▶ _WRITTEN PROBLEM_:
Leave out the pictures and restate the rest of the data exactly.

▶ _DATA SHOWN_:
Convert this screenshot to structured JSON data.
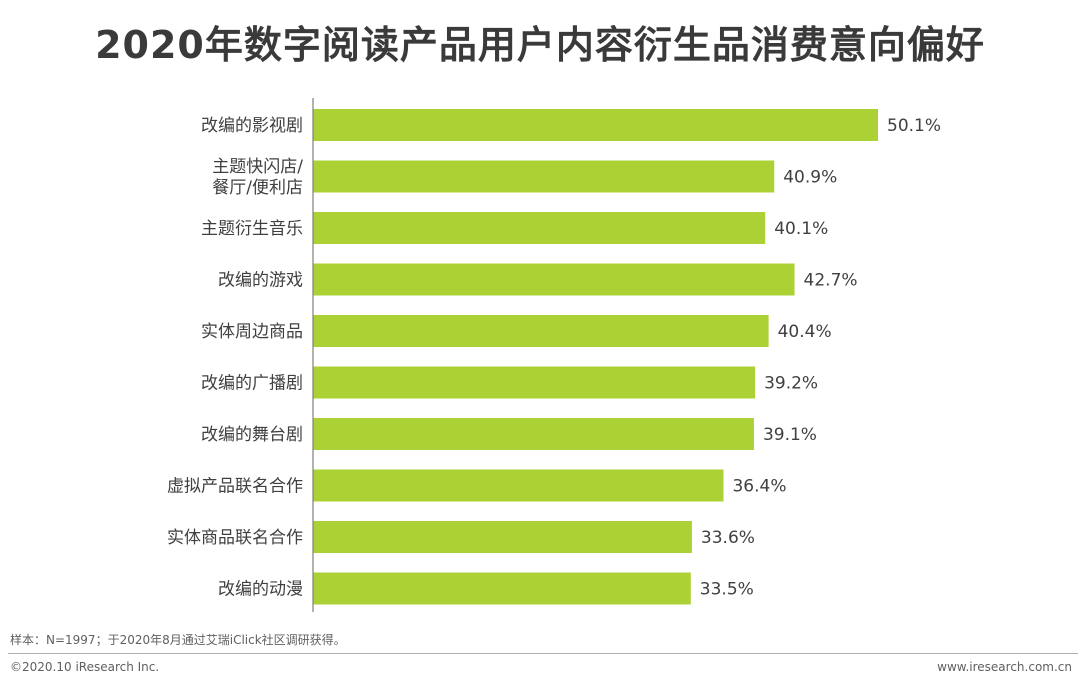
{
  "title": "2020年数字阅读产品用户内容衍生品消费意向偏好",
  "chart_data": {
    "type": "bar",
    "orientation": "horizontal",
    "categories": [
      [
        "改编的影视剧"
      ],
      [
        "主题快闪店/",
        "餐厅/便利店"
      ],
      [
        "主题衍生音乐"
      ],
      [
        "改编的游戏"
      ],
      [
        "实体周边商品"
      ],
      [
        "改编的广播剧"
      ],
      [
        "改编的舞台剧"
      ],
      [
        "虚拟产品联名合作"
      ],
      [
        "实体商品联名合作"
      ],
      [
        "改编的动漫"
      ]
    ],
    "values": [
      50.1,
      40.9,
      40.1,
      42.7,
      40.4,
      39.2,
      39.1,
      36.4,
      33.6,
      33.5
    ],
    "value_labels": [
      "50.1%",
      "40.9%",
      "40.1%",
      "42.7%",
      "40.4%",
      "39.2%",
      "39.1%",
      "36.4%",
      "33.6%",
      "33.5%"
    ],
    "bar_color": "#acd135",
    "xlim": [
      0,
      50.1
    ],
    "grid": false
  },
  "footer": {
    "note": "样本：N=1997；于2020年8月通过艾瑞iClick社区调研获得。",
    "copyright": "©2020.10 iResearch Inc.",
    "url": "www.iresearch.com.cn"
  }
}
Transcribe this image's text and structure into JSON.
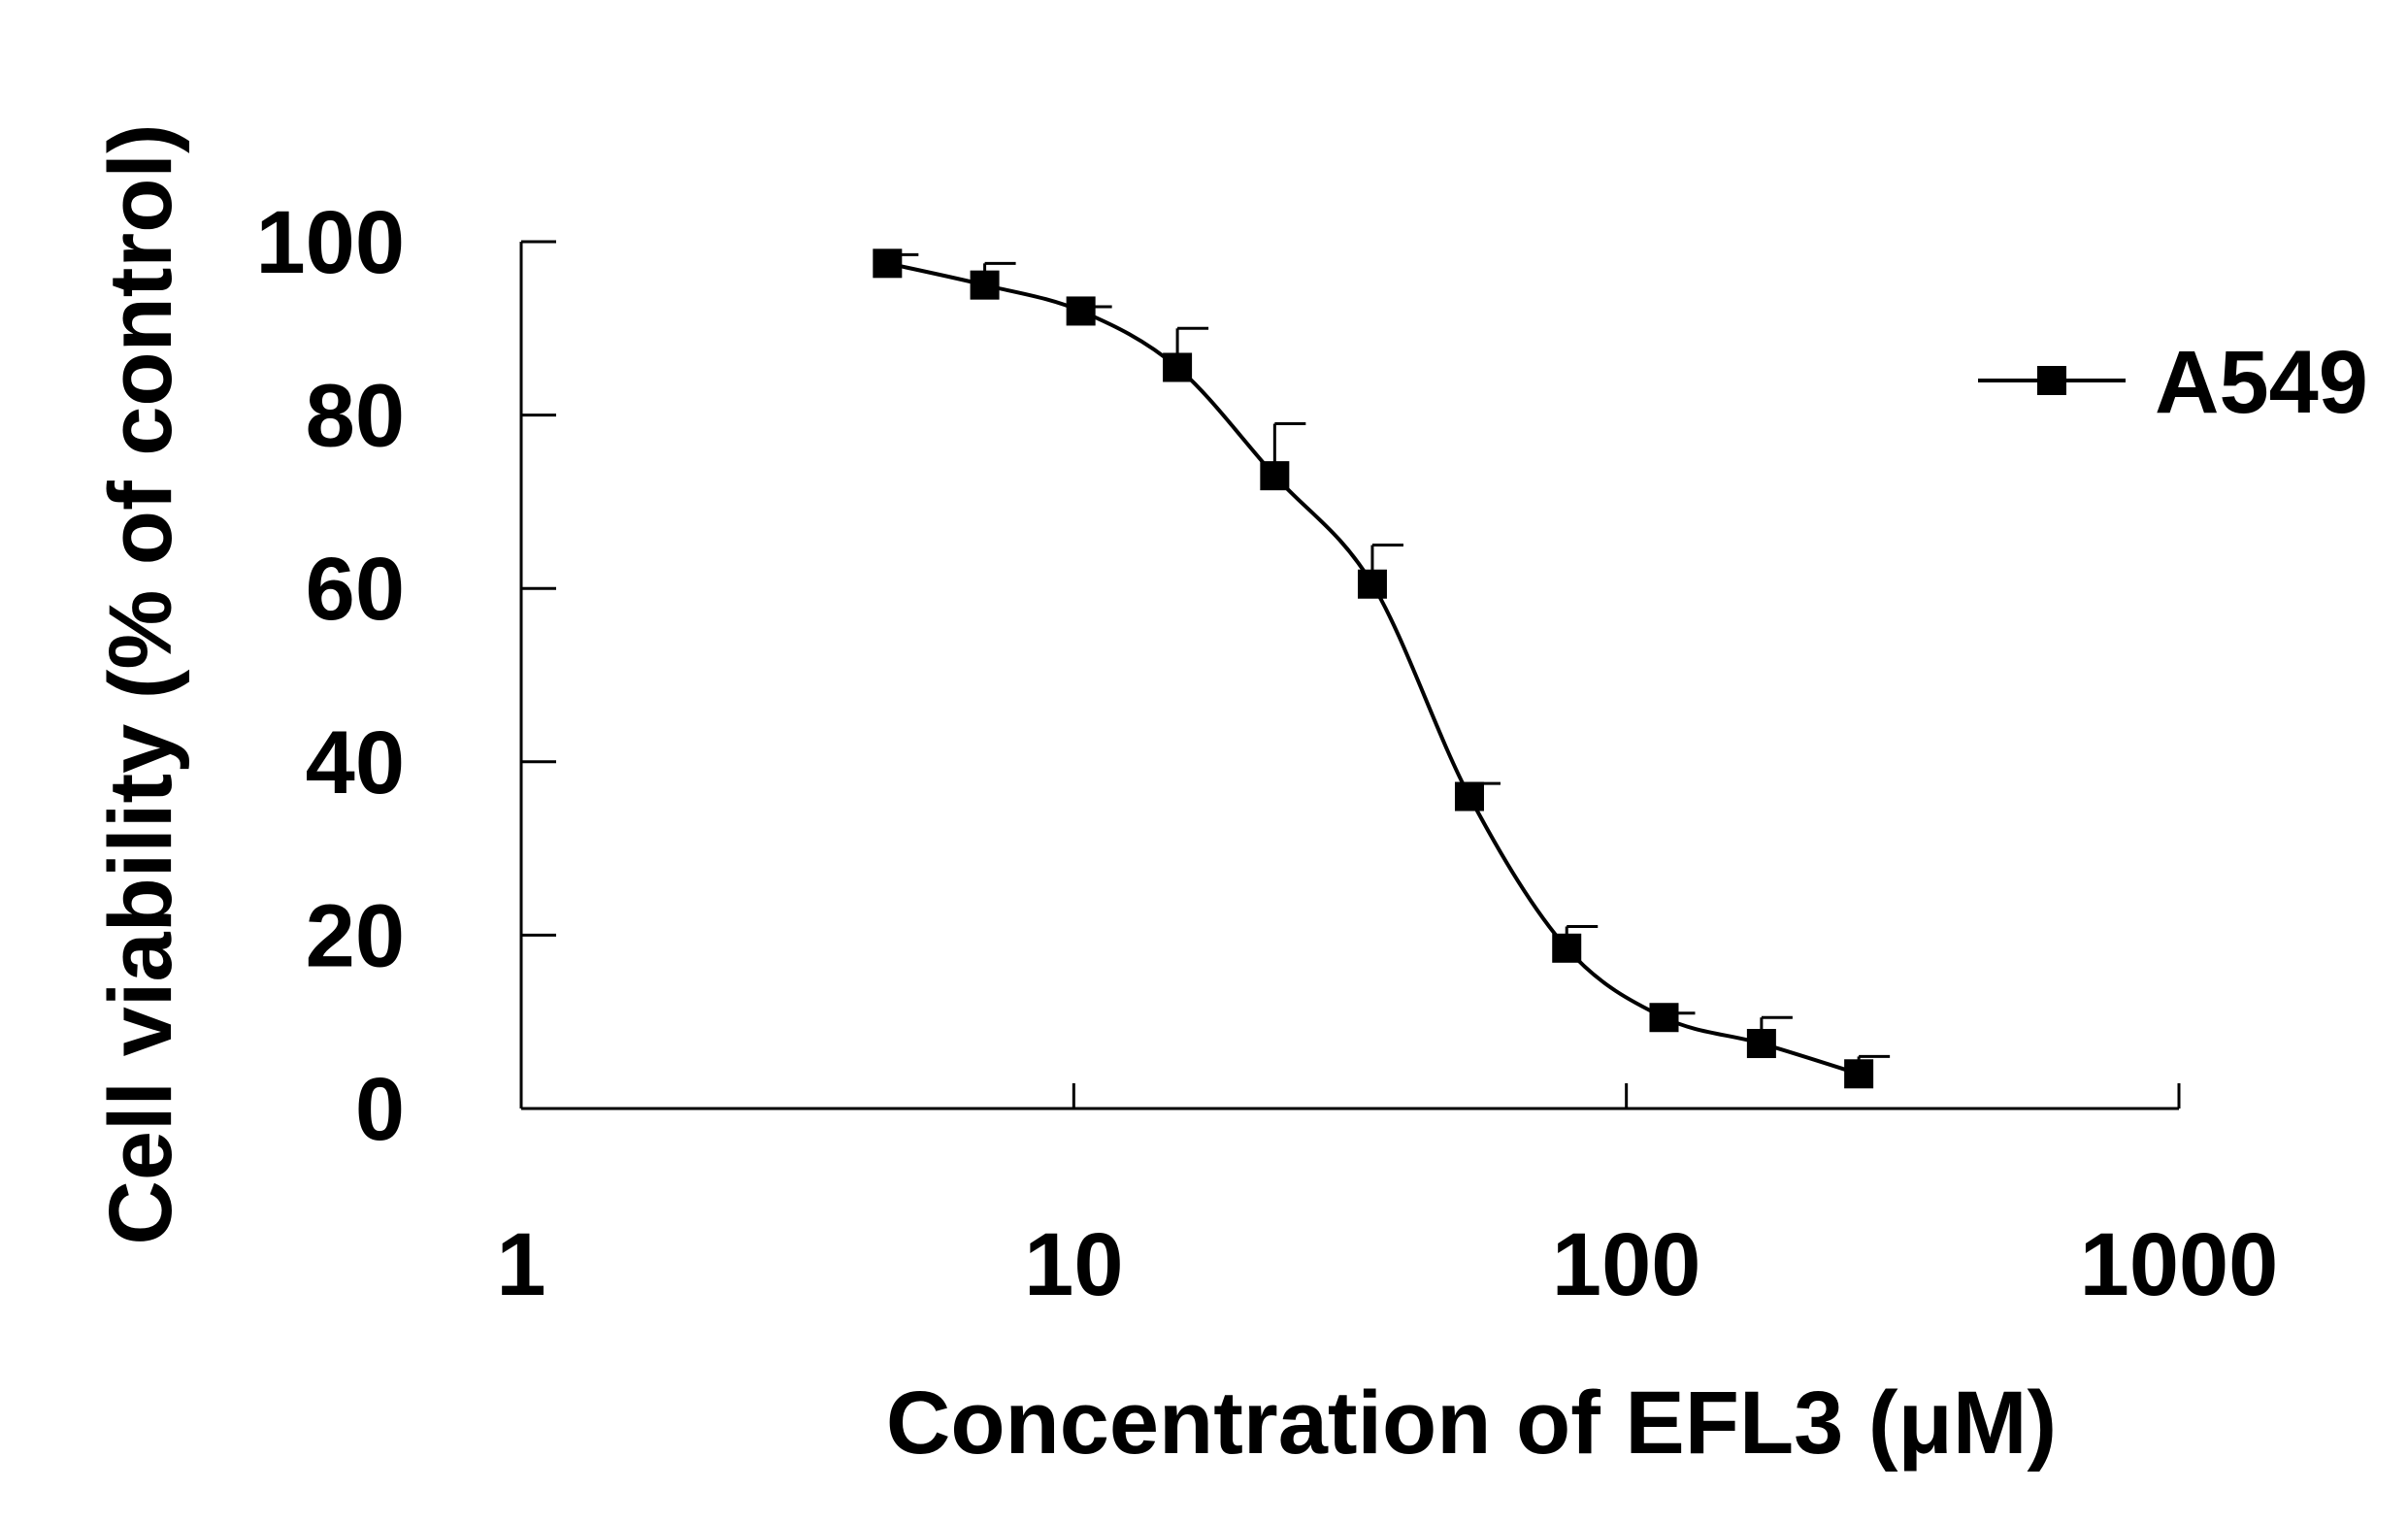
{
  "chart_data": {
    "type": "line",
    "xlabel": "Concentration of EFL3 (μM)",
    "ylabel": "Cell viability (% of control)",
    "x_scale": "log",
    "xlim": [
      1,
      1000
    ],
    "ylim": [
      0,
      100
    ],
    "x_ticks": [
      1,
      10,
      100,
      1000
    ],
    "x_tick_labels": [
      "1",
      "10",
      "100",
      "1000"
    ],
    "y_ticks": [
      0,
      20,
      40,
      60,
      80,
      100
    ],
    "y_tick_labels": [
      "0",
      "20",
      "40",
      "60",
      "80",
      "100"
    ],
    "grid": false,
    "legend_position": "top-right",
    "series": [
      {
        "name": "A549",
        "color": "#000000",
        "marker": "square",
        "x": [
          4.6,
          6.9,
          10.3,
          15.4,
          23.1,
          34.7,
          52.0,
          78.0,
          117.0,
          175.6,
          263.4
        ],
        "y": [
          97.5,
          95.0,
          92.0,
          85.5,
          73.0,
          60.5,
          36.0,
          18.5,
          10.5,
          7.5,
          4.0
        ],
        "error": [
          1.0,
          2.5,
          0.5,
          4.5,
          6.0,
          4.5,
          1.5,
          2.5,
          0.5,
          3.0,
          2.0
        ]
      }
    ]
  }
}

▶ _TASK RESULT_:
Convert this screenshot to structured JSON data.
{
  "title": "2020年数字阅读产品用户内容衍生品消费意向偏好",
  "chart_data": {
    "type": "bar",
    "orientation": "horizontal",
    "categories": [
      [
        "改编的影视剧"
      ],
      [
        "主题快闪店/",
        "餐厅/便利店"
      ],
      [
        "主题衍生音乐"
      ],
      [
        "改编的游戏"
      ],
      [
        "实体周边商品"
      ],
      [
        "改编的广播剧"
      ],
      [
        "改编的舞台剧"
      ],
      [
        "虚拟产品联名合作"
      ],
      [
        "实体商品联名合作"
      ],
      [
        "改编的动漫"
      ]
    ],
    "values": [
      50.1,
      40.9,
      40.1,
      42.7,
      40.4,
      39.2,
      39.1,
      36.4,
      33.6,
      33.5
    ],
    "value_labels": [
      "50.1%",
      "40.9%",
      "40.1%",
      "42.7%",
      "40.4%",
      "39.2%",
      "39.1%",
      "36.4%",
      "33.6%",
      "33.5%"
    ],
    "bar_color": "#acd135",
    "xlim": [
      0,
      50.1
    ],
    "grid": false
  },
  "footer": {
    "note": "样本：N=1997；于2020年8月通过艾瑞iClick社区调研获得。",
    "copyright": "©2020.10 iResearch Inc.",
    "url": "www.iresearch.com.cn"
  }
}
Transcribe this image's text and structure into JSON.
{
  "chart_data": {
    "type": "line",
    "xlabel": "Concentration of EFL3 (μM)",
    "ylabel": "Cell viability (% of control)",
    "x_scale": "log",
    "xlim": [
      1,
      1000
    ],
    "ylim": [
      0,
      100
    ],
    "x_ticks": [
      1,
      10,
      100,
      1000
    ],
    "x_tick_labels": [
      "1",
      "10",
      "100",
      "1000"
    ],
    "y_ticks": [
      0,
      20,
      40,
      60,
      80,
      100
    ],
    "y_tick_labels": [
      "0",
      "20",
      "40",
      "60",
      "80",
      "100"
    ],
    "grid": false,
    "legend_position": "top-right",
    "series": [
      {
        "name": "A549",
        "color": "#000000",
        "marker": "square",
        "x": [
          4.6,
          6.9,
          10.3,
          15.4,
          23.1,
          34.7,
          52.0,
          78.0,
          117.0,
          175.6,
          263.4
        ],
        "y": [
          97.5,
          95.0,
          92.0,
          85.5,
          73.0,
          60.5,
          36.0,
          18.5,
          10.5,
          7.5,
          4.0
        ],
        "error": [
          1.0,
          2.5,
          0.5,
          4.5,
          6.0,
          4.5,
          1.5,
          2.5,
          0.5,
          3.0,
          2.0
        ]
      }
    ]
  }
}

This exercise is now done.